# What to work on
Look through the material below. Copy each line that contains the string "закуплені".
========================================
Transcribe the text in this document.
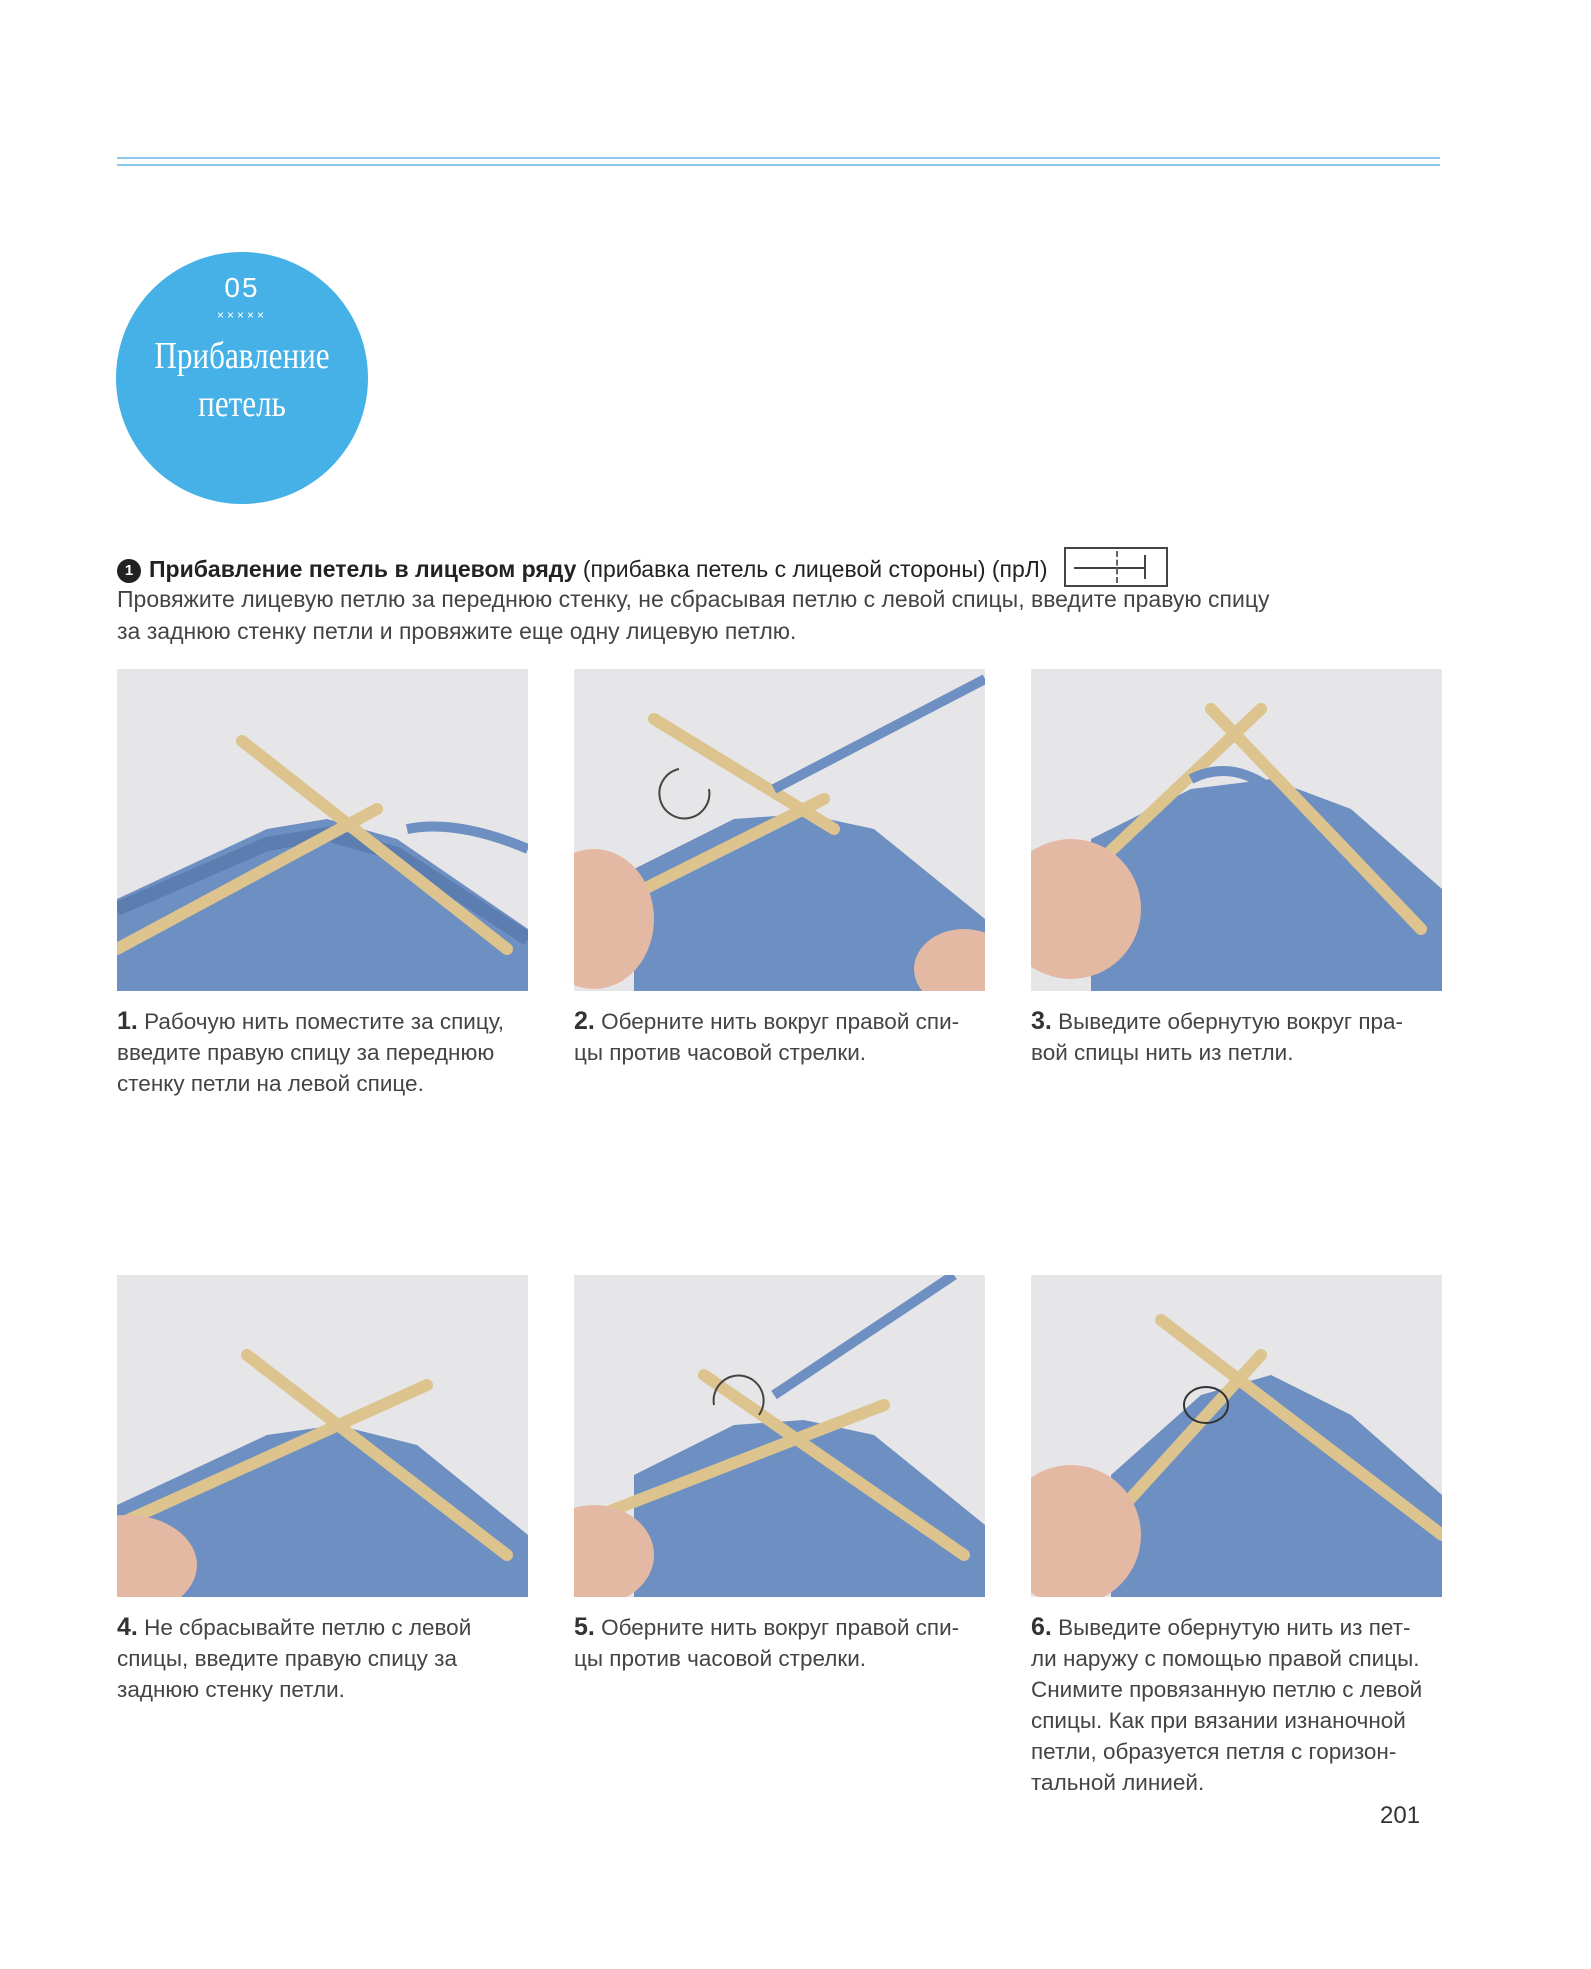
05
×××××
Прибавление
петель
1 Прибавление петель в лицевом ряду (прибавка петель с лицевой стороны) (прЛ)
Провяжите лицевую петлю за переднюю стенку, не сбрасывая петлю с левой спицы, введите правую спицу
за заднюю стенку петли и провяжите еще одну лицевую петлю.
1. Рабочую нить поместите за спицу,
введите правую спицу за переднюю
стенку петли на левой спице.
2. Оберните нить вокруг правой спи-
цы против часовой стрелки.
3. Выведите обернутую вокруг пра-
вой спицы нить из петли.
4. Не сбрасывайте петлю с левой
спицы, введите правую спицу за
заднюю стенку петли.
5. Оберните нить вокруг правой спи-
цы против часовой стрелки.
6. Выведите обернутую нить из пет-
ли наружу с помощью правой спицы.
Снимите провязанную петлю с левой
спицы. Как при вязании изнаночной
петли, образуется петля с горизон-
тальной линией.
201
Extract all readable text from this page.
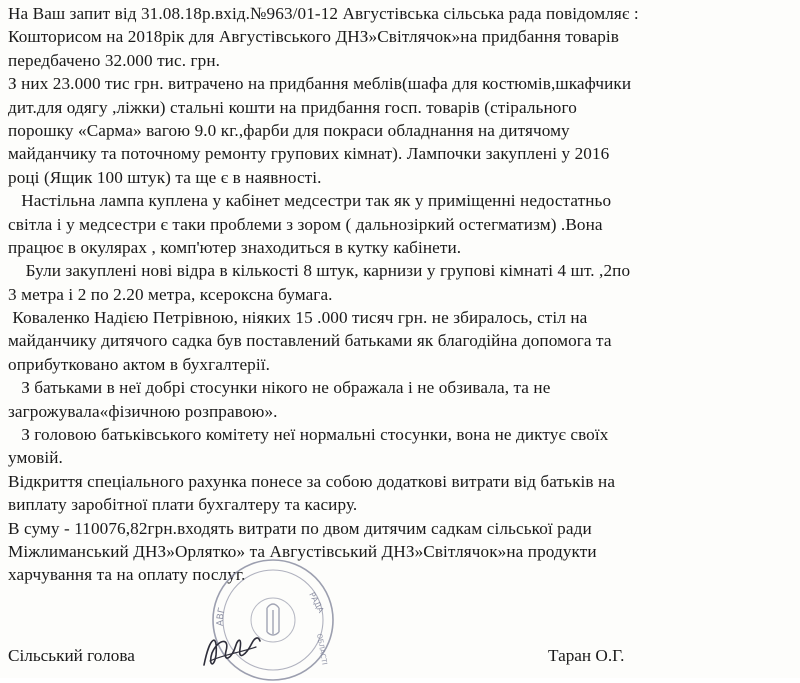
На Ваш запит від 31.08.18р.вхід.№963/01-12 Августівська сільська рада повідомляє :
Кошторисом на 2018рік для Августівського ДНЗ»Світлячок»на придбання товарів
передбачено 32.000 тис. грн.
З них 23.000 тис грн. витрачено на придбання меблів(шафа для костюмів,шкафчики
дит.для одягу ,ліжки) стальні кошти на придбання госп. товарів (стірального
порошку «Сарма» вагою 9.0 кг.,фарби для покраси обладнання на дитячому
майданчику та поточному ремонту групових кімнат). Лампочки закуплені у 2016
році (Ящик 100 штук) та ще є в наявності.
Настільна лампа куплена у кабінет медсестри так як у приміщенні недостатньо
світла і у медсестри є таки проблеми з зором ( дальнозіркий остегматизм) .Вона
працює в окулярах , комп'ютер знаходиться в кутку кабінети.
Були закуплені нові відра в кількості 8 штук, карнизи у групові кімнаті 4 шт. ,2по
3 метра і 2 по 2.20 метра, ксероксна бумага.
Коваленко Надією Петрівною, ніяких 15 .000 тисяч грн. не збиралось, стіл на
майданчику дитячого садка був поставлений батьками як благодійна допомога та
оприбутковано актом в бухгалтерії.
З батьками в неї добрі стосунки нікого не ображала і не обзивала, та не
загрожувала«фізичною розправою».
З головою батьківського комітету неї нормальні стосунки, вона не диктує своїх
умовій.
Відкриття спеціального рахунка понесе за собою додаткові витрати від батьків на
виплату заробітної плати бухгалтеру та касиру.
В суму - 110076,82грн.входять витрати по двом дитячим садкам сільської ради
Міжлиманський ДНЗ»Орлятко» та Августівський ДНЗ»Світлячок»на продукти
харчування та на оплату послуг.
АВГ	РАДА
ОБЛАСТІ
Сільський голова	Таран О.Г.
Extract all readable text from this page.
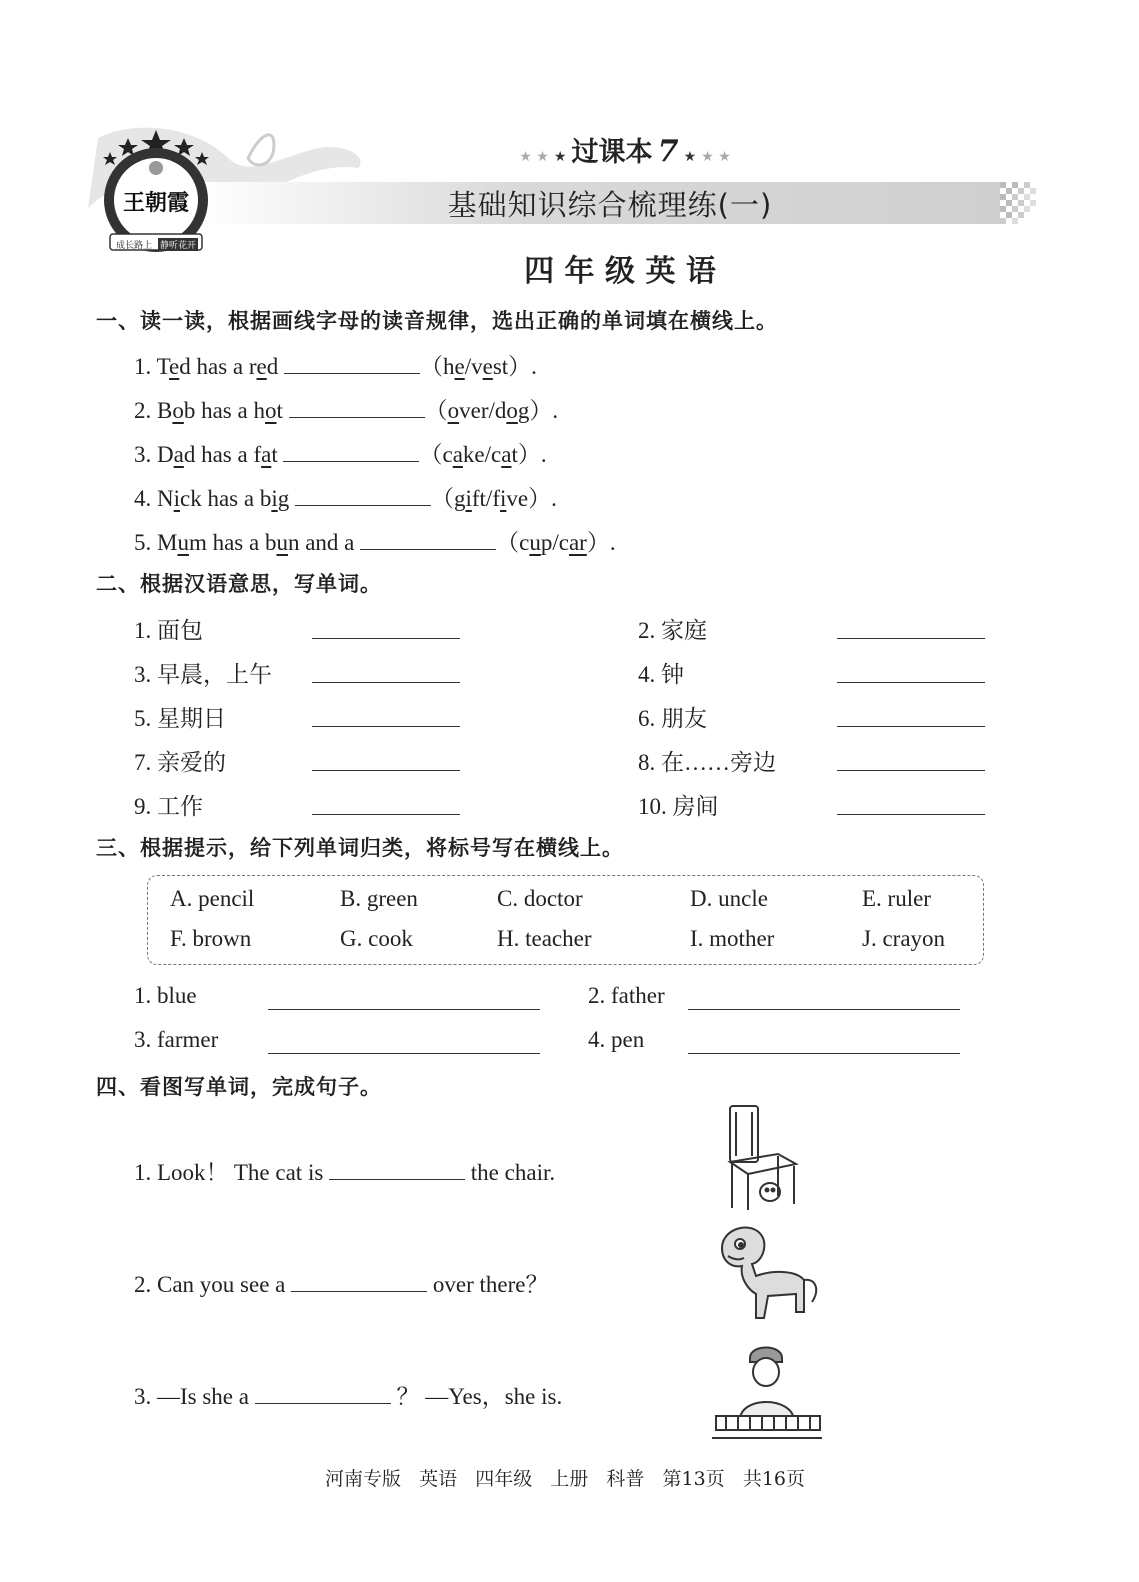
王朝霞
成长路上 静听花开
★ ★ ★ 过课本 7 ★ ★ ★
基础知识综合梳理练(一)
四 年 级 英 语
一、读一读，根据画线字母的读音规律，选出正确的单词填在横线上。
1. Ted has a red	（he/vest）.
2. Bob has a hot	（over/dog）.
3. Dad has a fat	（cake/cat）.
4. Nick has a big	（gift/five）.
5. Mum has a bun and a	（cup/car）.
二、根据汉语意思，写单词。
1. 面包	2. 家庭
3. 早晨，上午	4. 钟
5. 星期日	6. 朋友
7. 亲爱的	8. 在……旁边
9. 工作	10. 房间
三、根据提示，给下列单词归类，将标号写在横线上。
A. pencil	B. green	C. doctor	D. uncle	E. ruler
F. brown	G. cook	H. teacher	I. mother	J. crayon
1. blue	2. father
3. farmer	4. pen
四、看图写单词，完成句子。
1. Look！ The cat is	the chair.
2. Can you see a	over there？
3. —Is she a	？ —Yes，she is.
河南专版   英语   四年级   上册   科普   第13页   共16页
========================================
# Correct response
майданчику та поточному ремонту групових кімнат). Лампочки закуплені у 2016
Були закуплені нові відра в кількості 8 штук, карнизи у групові кімнаті 4 шт. ,2по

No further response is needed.